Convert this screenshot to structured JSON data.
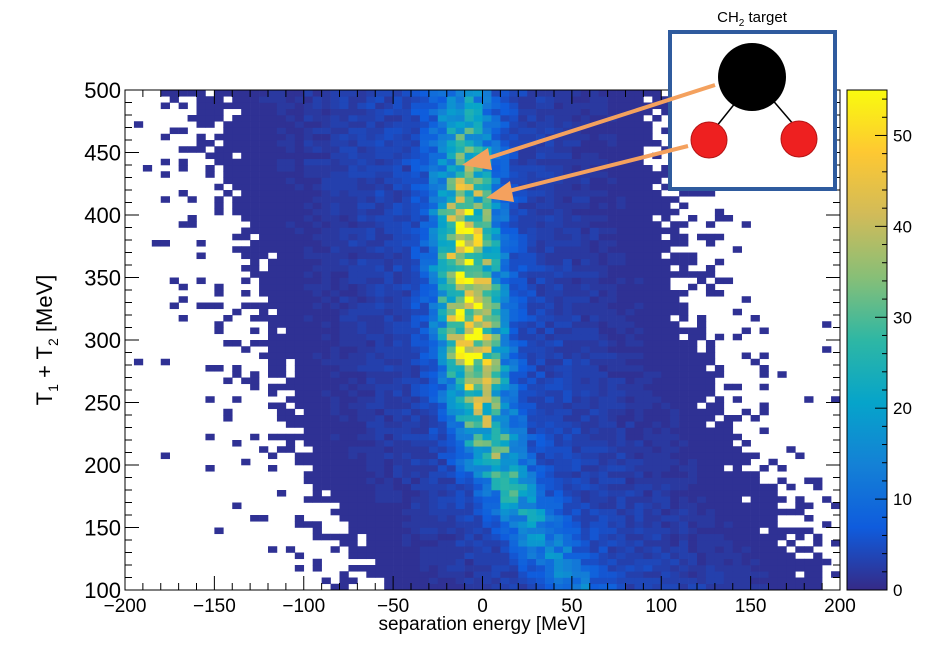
{
  "chart_data": {
    "type": "heatmap",
    "title": "",
    "xlabel": "separation energy [MeV]",
    "ylabel": "T1 + T2 [MeV]",
    "ylabel_parts": {
      "t": "T",
      "sub1": "1",
      "plus": " + T",
      "sub2": "2",
      "unit": " [MeV]"
    },
    "xlim": [
      -200,
      200
    ],
    "ylim": [
      100,
      500
    ],
    "x_ticks": [
      -200,
      -150,
      -100,
      -50,
      0,
      50,
      100,
      150,
      200
    ],
    "y_ticks": [
      100,
      150,
      200,
      250,
      300,
      350,
      400,
      450,
      500
    ],
    "bin_width_x": 5,
    "bin_width_y": 5,
    "colorbar": {
      "range": [
        0,
        55
      ],
      "ticks": [
        0,
        10,
        20,
        30,
        40,
        50
      ],
      "palette": "kBird",
      "colors": [
        "#352a87",
        "#0f5cdd",
        "#1481d6",
        "#06a4ca",
        "#2eb7a4",
        "#87bf77",
        "#d1bb59",
        "#fec832",
        "#f9fb0e"
      ]
    },
    "ridge": {
      "description": "counts peak along a band; center x (MeV) as a function of y (MeV)",
      "center_points": [
        [
          100,
          55
        ],
        [
          150,
          28
        ],
        [
          200,
          8
        ],
        [
          250,
          -2
        ],
        [
          300,
          -6
        ],
        [
          350,
          -8
        ],
        [
          400,
          -9
        ],
        [
          450,
          -10
        ],
        [
          500,
          -10
        ]
      ],
      "peak_counts": [
        [
          100,
          8
        ],
        [
          150,
          14
        ],
        [
          200,
          22
        ],
        [
          250,
          30
        ],
        [
          300,
          45
        ],
        [
          330,
          46
        ],
        [
          350,
          42
        ],
        [
          400,
          38
        ],
        [
          450,
          22
        ],
        [
          500,
          12
        ]
      ]
    },
    "inset": {
      "label_main": "CH",
      "label_sub": "2",
      "label_rest": " target",
      "atoms": [
        {
          "name": "carbon",
          "color": "#000000"
        },
        {
          "name": "hydrogen-left",
          "color": "#ee2020"
        },
        {
          "name": "hydrogen-right",
          "color": "#ee2020"
        }
      ],
      "frame_color": "#2f5b9e",
      "arrow_color": "#f4a15e"
    }
  }
}
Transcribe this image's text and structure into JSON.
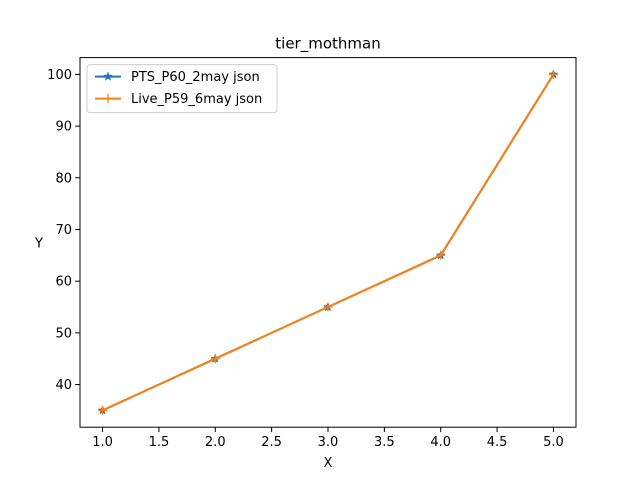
{
  "chart_data": {
    "type": "line",
    "title": "tier_mothman",
    "xlabel": "X",
    "ylabel": "Y",
    "xlim": [
      0.8,
      5.2
    ],
    "ylim": [
      31.75,
      103.25
    ],
    "xticks": [
      1.0,
      1.5,
      2.0,
      2.5,
      3.0,
      3.5,
      4.0,
      4.5,
      5.0
    ],
    "xtick_labels": [
      "1.0",
      "1.5",
      "2.0",
      "2.5",
      "3.0",
      "3.5",
      "4.0",
      "4.5",
      "5.0"
    ],
    "yticks": [
      40,
      50,
      60,
      70,
      80,
      90,
      100
    ],
    "ytick_labels": [
      "40",
      "50",
      "60",
      "70",
      "80",
      "90",
      "100"
    ],
    "grid": false,
    "legend_position": "top-left",
    "x": [
      1,
      2,
      3,
      4,
      5
    ],
    "series": [
      {
        "name": "PTS_P60_2may json",
        "values": [
          35,
          45,
          55,
          65,
          100
        ],
        "color": "#1f77b4",
        "marker": "star"
      },
      {
        "name": "Live_P59_6may json",
        "values": [
          35,
          45,
          55,
          65,
          100
        ],
        "color": "#ff7f0e",
        "marker": "plus"
      }
    ]
  }
}
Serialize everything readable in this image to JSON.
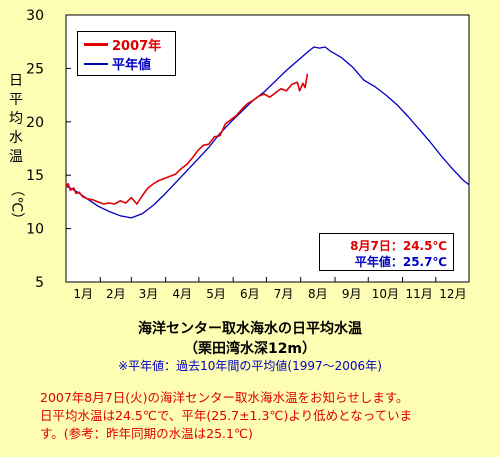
{
  "chart_data": {
    "type": "line",
    "y_axis_label": [
      "日",
      "平",
      "均",
      "水",
      "温",
      "（℃）"
    ],
    "ylim": [
      5,
      30
    ],
    "y_ticks": [
      5,
      10,
      15,
      20,
      25,
      30
    ],
    "x_ticks": [
      "1月",
      "2月",
      "3月",
      "4月",
      "5月",
      "6月",
      "7月",
      "8月",
      "9月",
      "10月",
      "11月",
      "12月"
    ],
    "xlim_days": [
      1,
      365
    ],
    "grid": false,
    "legend_position": "top-left",
    "series": [
      {
        "name": "2007年",
        "color": "#e00000",
        "x_days": [
          1,
          3,
          5,
          8,
          10,
          13,
          16,
          20,
          25,
          30,
          35,
          40,
          45,
          50,
          55,
          60,
          65,
          70,
          75,
          80,
          85,
          90,
          95,
          100,
          105,
          110,
          115,
          120,
          125,
          130,
          135,
          140,
          145,
          150,
          155,
          160,
          165,
          170,
          175,
          180,
          185,
          190,
          195,
          200,
          205,
          210,
          212,
          215,
          217,
          219
        ],
        "y": [
          13.9,
          14.2,
          13.6,
          13.8,
          13.3,
          13.4,
          13.0,
          12.8,
          12.7,
          12.5,
          12.3,
          12.4,
          12.3,
          12.6,
          12.4,
          12.9,
          12.3,
          13.1,
          13.8,
          14.2,
          14.5,
          14.7,
          14.9,
          15.1,
          15.6,
          16.0,
          16.6,
          17.3,
          17.8,
          17.9,
          18.6,
          18.7,
          19.8,
          20.2,
          20.6,
          21.2,
          21.7,
          22.0,
          22.4,
          22.6,
          22.3,
          22.7,
          23.1,
          22.9,
          23.5,
          23.7,
          22.9,
          23.6,
          23.2,
          24.5
        ]
      },
      {
        "name": "平年値",
        "color": "#0000c0",
        "x_days": [
          1,
          10,
          20,
          30,
          40,
          50,
          60,
          70,
          80,
          90,
          100,
          110,
          120,
          130,
          140,
          150,
          160,
          170,
          180,
          190,
          200,
          210,
          220,
          225,
          230,
          235,
          240,
          250,
          260,
          270,
          275,
          280,
          290,
          300,
          310,
          320,
          330,
          340,
          350,
          360,
          365
        ],
        "y": [
          14.0,
          13.5,
          12.8,
          12.1,
          11.6,
          11.2,
          11.0,
          11.4,
          12.2,
          13.2,
          14.3,
          15.4,
          16.5,
          17.6,
          18.9,
          20.0,
          21.0,
          22.0,
          22.8,
          23.8,
          24.8,
          25.7,
          26.6,
          27.0,
          26.9,
          27.0,
          26.6,
          26.0,
          25.1,
          23.9,
          23.6,
          23.3,
          22.5,
          21.6,
          20.5,
          19.3,
          18.1,
          16.8,
          15.6,
          14.5,
          14.1
        ]
      }
    ]
  },
  "info": {
    "today_label": "8月7日：24.5℃",
    "normal_label": "平年値：25.7℃"
  },
  "caption": {
    "title": "海洋センター取水海水の日平均水温",
    "subtitle": "（栗田湾水深12m）",
    "note": "※平年値：過去10年間の平均値(1997～2006年)"
  },
  "notice": {
    "line1": "2007年8月7日(火)の海洋センター取水海水温をお知らせします。",
    "line2": "日平均水温は24.5℃で、平年(25.7±1.3℃)より低めとなっていま",
    "line3": "す。(参考：昨年同期の水温は25.1℃)"
  },
  "colors": {
    "background": "#fdfdb3",
    "plot_background": "#ffffff",
    "series_2007": "#e00000",
    "series_normal": "#0000c0",
    "notice_text": "#e00000",
    "note_text": "#0000c0"
  }
}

◆ Job: Return each line from the material above exactly, but not the pictures.

◆ Complete answer:
Convert this screenshot to structured JSON data.
{
  "chart_data": {
    "type": "heatmap",
    "title": "",
    "xlabel": "separation energy [MeV]",
    "ylabel": "T1 + T2 [MeV]",
    "ylabel_parts": {
      "t": "T",
      "sub1": "1",
      "plus": " + T",
      "sub2": "2",
      "unit": " [MeV]"
    },
    "xlim": [
      -200,
      200
    ],
    "ylim": [
      100,
      500
    ],
    "x_ticks": [
      -200,
      -150,
      -100,
      -50,
      0,
      50,
      100,
      150,
      200
    ],
    "y_ticks": [
      100,
      150,
      200,
      250,
      300,
      350,
      400,
      450,
      500
    ],
    "bin_width_x": 5,
    "bin_width_y": 5,
    "colorbar": {
      "range": [
        0,
        55
      ],
      "ticks": [
        0,
        10,
        20,
        30,
        40,
        50
      ],
      "palette": "kBird",
      "colors": [
        "#352a87",
        "#0f5cdd",
        "#1481d6",
        "#06a4ca",
        "#2eb7a4",
        "#87bf77",
        "#d1bb59",
        "#fec832",
        "#f9fb0e"
      ]
    },
    "ridge": {
      "description": "counts peak along a band; center x (MeV) as a function of y (MeV)",
      "center_points": [
        [
          100,
          55
        ],
        [
          150,
          28
        ],
        [
          200,
          8
        ],
        [
          250,
          -2
        ],
        [
          300,
          -6
        ],
        [
          350,
          -8
        ],
        [
          400,
          -9
        ],
        [
          450,
          -10
        ],
        [
          500,
          -10
        ]
      ],
      "peak_counts": [
        [
          100,
          8
        ],
        [
          150,
          14
        ],
        [
          200,
          22
        ],
        [
          250,
          30
        ],
        [
          300,
          45
        ],
        [
          330,
          46
        ],
        [
          350,
          42
        ],
        [
          400,
          38
        ],
        [
          450,
          22
        ],
        [
          500,
          12
        ]
      ]
    },
    "inset": {
      "label_main": "CH",
      "label_sub": "2",
      "label_rest": " target",
      "atoms": [
        {
          "name": "carbon",
          "color": "#000000"
        },
        {
          "name": "hydrogen-left",
          "color": "#ee2020"
        },
        {
          "name": "hydrogen-right",
          "color": "#ee2020"
        }
      ],
      "frame_color": "#2f5b9e",
      "arrow_color": "#f4a15e"
    }
  }
}
Transcribe this image's text and structure into JSON.
{
  "chart_data": {
    "type": "line",
    "title": "tier_mothman",
    "xlabel": "X",
    "ylabel": "Y",
    "xlim": [
      0.8,
      5.2
    ],
    "ylim": [
      31.75,
      103.25
    ],
    "xticks": [
      1.0,
      1.5,
      2.0,
      2.5,
      3.0,
      3.5,
      4.0,
      4.5,
      5.0
    ],
    "xtick_labels": [
      "1.0",
      "1.5",
      "2.0",
      "2.5",
      "3.0",
      "3.5",
      "4.0",
      "4.5",
      "5.0"
    ],
    "yticks": [
      40,
      50,
      60,
      70,
      80,
      90,
      100
    ],
    "ytick_labels": [
      "40",
      "50",
      "60",
      "70",
      "80",
      "90",
      "100"
    ],
    "grid": false,
    "legend_position": "top-left",
    "x": [
      1,
      2,
      3,
      4,
      5
    ],
    "series": [
      {
        "name": "PTS_P60_2may json",
        "values": [
          35,
          45,
          55,
          65,
          100
        ],
        "color": "#1f77b4",
        "marker": "star"
      },
      {
        "name": "Live_P59_6may json",
        "values": [
          35,
          45,
          55,
          65,
          100
        ],
        "color": "#ff7f0e",
        "marker": "plus"
      }
    ]
  }
}
Serialize everything readable in this image to JSON.
{
  "chart_data": {
    "type": "line",
    "y_axis_label": [
      "日",
      "平",
      "均",
      "水",
      "温",
      "（℃）"
    ],
    "ylim": [
      5,
      30
    ],
    "y_ticks": [
      5,
      10,
      15,
      20,
      25,
      30
    ],
    "x_ticks": [
      "1月",
      "2月",
      "3月",
      "4月",
      "5月",
      "6月",
      "7月",
      "8月",
      "9月",
      "10月",
      "11月",
      "12月"
    ],
    "xlim_days": [
      1,
      365
    ],
    "grid": false,
    "legend_position": "top-left",
    "series": [
      {
        "name": "2007年",
        "color": "#e00000",
        "x_days": [
          1,
          3,
          5,
          8,
          10,
          13,
          16,
          20,
          25,
          30,
          35,
          40,
          45,
          50,
          55,
          60,
          65,
          70,
          75,
          80,
          85,
          90,
          95,
          100,
          105,
          110,
          115,
          120,
          125,
          130,
          135,
          140,
          145,
          150,
          155,
          160,
          165,
          170,
          175,
          180,
          185,
          190,
          195,
          200,
          205,
          210,
          212,
          215,
          217,
          219
        ],
        "y": [
          13.9,
          14.2,
          13.6,
          13.8,
          13.3,
          13.4,
          13.0,
          12.8,
          12.7,
          12.5,
          12.3,
          12.4,
          12.3,
          12.6,
          12.4,
          12.9,
          12.3,
          13.1,
          13.8,
          14.2,
          14.5,
          14.7,
          14.9,
          15.1,
          15.6,
          16.0,
          16.6,
          17.3,
          17.8,
          17.9,
          18.6,
          18.7,
          19.8,
          20.2,
          20.6,
          21.2,
          21.7,
          22.0,
          22.4,
          22.6,
          22.3,
          22.7,
          23.1,
          22.9,
          23.5,
          23.7,
          22.9,
          23.6,
          23.2,
          24.5
        ]
      },
      {
        "name": "平年値",
        "color": "#0000c0",
        "x_days": [
          1,
          10,
          20,
          30,
          40,
          50,
          60,
          70,
          80,
          90,
          100,
          110,
          120,
          130,
          140,
          150,
          160,
          170,
          180,
          190,
          200,
          210,
          220,
          225,
          230,
          235,
          240,
          250,
          260,
          270,
          275,
          280,
          290,
          300,
          310,
          320,
          330,
          340,
          350,
          360,
          365
        ],
        "y": [
          14.0,
          13.5,
          12.8,
          12.1,
          11.6,
          11.2,
          11.0,
          11.4,
          12.2,
          13.2,
          14.3,
          15.4,
          16.5,
          17.6,
          18.9,
          20.0,
          21.0,
          22.0,
          22.8,
          23.8,
          24.8,
          25.7,
          26.6,
          27.0,
          26.9,
          27.0,
          26.6,
          26.0,
          25.1,
          23.9,
          23.6,
          23.3,
          22.5,
          21.6,
          20.5,
          19.3,
          18.1,
          16.8,
          15.6,
          14.5,
          14.1
        ]
      }
    ]
  },
  "info": {
    "today_label": "8月7日：24.5℃",
    "normal_label": "平年値：25.7℃"
  },
  "caption": {
    "title": "海洋センター取水海水の日平均水温",
    "subtitle": "（栗田湾水深12m）",
    "note": "※平年値：過去10年間の平均値(1997～2006年)"
  },
  "notice": {
    "line1": "2007年8月7日(火)の海洋センター取水海水温をお知らせします。",
    "line2": "日平均水温は24.5℃で、平年(25.7±1.3℃)より低めとなっていま",
    "line3": "す。(参考：昨年同期の水温は25.1℃)"
  },
  "colors": {
    "background": "#fdfdb3",
    "plot_background": "#ffffff",
    "series_2007": "#e00000",
    "series_normal": "#0000c0",
    "notice_text": "#e00000",
    "note_text": "#0000c0"
  }
}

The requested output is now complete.